[Data to process]
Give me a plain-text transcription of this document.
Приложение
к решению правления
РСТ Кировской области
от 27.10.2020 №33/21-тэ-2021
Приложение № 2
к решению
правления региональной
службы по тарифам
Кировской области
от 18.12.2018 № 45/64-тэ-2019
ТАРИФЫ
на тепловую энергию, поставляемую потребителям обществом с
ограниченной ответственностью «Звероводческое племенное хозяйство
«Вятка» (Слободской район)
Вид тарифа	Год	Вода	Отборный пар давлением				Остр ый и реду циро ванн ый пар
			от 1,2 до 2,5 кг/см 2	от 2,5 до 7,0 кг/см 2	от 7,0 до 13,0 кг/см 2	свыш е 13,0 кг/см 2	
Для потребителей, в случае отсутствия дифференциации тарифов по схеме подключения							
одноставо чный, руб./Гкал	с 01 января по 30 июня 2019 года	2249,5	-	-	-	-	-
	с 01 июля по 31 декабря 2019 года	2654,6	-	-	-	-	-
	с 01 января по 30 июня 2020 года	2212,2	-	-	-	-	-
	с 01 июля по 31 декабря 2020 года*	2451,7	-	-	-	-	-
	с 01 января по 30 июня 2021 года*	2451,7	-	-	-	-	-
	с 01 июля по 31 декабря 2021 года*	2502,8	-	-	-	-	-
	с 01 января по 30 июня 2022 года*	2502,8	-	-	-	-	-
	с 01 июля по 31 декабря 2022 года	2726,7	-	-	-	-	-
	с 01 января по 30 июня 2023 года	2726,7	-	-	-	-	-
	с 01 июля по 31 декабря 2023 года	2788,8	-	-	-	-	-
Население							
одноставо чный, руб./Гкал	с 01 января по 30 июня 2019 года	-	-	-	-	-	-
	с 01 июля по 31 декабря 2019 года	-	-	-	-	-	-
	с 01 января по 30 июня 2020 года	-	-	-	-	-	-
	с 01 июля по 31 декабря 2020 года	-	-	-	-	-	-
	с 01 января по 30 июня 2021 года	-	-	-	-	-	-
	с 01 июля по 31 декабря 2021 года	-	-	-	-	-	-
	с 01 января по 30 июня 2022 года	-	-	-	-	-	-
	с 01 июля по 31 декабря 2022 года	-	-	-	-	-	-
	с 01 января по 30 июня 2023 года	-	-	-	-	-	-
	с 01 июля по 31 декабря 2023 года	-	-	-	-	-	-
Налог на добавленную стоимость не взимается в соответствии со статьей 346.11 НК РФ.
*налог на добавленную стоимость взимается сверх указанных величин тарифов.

[Aim of the task]
Each of the records should be retyped exactly.

[Problem solution]
Give me a plain-text transcription of this document.
Приложение
к решению правления
РСТ Кировской области
от 27.10.2020 №33/21-тэ-2021
Приложение № 2
к решению
правления региональной
службы по тарифам
Кировской области
от 18.12.2018 № 45/64-тэ-2019
ТАРИФЫ
на тепловую энергию, поставляемую потребителям обществом с
ограниченной ответственностью «Звероводческое племенное хозяйство
«Вятка» (Слободской район)
Вид тарифа	Год	Вода	Отборный пар давлением				Остр ый и реду циро ванн ый пар
			от 1,2 до 2,5 кг/см 2	от 2,5 до 7,0 кг/см 2	от 7,0 до 13,0 кг/см 2	свыш е 13,0 кг/см 2	
Для потребителей, в случае отсутствия дифференциации тарифов по схеме подключения							
одноставо чный, руб./Гкал	с 01 января по 30 июня 2019 года	2249,5	-	-	-	-	-
	с 01 июля по 31 декабря 2019 года	2654,6	-	-	-	-	-
	с 01 января по 30 июня 2020 года	2212,2	-	-	-	-	-
	с 01 июля по 31 декабря 2020 года*	2451,7	-	-	-	-	-
	с 01 января по 30 июня 2021 года*	2451,7	-	-	-	-	-
	с 01 июля по 31 декабря 2021 года*	2502,8	-	-	-	-	-
	с 01 января по 30 июня 2022 года*	2502,8	-	-	-	-	-
	с 01 июля по 31 декабря 2022 года	2726,7	-	-	-	-	-
	с 01 января по 30 июня 2023 года	2726,7	-	-	-	-	-
	с 01 июля по 31 декабря 2023 года	2788,8	-	-	-	-	-
Население							
одноставо чный, руб./Гкал	с 01 января по 30 июня 2019 года	-	-	-	-	-	-
	с 01 июля по 31 декабря 2019 года	-	-	-	-	-	-
	с 01 января по 30 июня 2020 года	-	-	-	-	-	-
	с 01 июля по 31 декабря 2020 года	-	-	-	-	-	-
	с 01 января по 30 июня 2021 года	-	-	-	-	-	-
	с 01 июля по 31 декабря 2021 года	-	-	-	-	-	-
	с 01 января по 30 июня 2022 года	-	-	-	-	-	-
	с 01 июля по 31 декабря 2022 года	-	-	-	-	-	-
	с 01 января по 30 июня 2023 года	-	-	-	-	-	-
	с 01 июля по 31 декабря 2023 года	-	-	-	-	-	-
Налог на добавленную стоимость не взимается в соответствии со статьей 346.11 НК РФ.
*налог на добавленную стоимость взимается сверх указанных величин тарифов.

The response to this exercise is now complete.